● Given entries
######

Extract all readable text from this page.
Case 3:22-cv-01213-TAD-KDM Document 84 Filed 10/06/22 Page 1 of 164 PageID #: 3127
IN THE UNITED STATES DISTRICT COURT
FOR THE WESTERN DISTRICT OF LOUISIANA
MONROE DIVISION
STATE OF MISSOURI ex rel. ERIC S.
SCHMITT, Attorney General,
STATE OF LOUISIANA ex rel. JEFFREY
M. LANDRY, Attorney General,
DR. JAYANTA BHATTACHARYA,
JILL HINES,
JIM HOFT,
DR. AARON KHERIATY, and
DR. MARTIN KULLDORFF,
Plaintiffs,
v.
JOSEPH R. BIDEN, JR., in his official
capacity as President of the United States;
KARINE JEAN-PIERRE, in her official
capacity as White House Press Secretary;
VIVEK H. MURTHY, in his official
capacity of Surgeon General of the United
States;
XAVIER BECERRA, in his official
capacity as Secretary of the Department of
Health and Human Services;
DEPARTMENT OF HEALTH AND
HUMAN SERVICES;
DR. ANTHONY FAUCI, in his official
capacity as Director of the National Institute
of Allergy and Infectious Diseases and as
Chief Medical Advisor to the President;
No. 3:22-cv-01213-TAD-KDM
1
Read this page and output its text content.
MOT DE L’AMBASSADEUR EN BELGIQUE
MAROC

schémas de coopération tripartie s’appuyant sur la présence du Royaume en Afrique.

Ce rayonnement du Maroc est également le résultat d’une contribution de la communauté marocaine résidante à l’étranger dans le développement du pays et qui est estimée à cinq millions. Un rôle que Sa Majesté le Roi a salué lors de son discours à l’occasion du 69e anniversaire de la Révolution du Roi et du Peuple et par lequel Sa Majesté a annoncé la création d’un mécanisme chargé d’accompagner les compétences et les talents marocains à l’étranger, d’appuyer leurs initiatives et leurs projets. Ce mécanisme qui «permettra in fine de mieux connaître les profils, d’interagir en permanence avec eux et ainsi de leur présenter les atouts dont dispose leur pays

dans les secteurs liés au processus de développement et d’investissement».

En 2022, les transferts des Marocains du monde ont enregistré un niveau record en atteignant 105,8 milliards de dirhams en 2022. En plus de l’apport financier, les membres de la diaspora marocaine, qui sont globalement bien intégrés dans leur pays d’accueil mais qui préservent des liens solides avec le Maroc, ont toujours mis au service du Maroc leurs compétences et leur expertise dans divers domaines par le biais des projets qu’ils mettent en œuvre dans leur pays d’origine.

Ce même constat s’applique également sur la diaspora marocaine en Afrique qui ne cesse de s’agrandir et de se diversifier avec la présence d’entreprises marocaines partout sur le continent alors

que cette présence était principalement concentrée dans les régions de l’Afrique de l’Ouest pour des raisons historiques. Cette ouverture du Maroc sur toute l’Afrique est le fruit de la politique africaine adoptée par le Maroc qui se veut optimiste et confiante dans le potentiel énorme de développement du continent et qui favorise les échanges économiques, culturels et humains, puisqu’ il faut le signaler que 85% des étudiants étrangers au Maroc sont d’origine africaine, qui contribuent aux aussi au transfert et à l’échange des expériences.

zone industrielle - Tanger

######

● Problem
All lines holding the word "official" should be picked out and copied.

● Written answer
JOSEPH R. BIDEN, JR., in his official
KARINE JEAN-PIERRE, in her official
VIVEK H. MURTHY, in his official
XAVIER BECERRA, in his official
DR. ANTHONY FAUCI, in his official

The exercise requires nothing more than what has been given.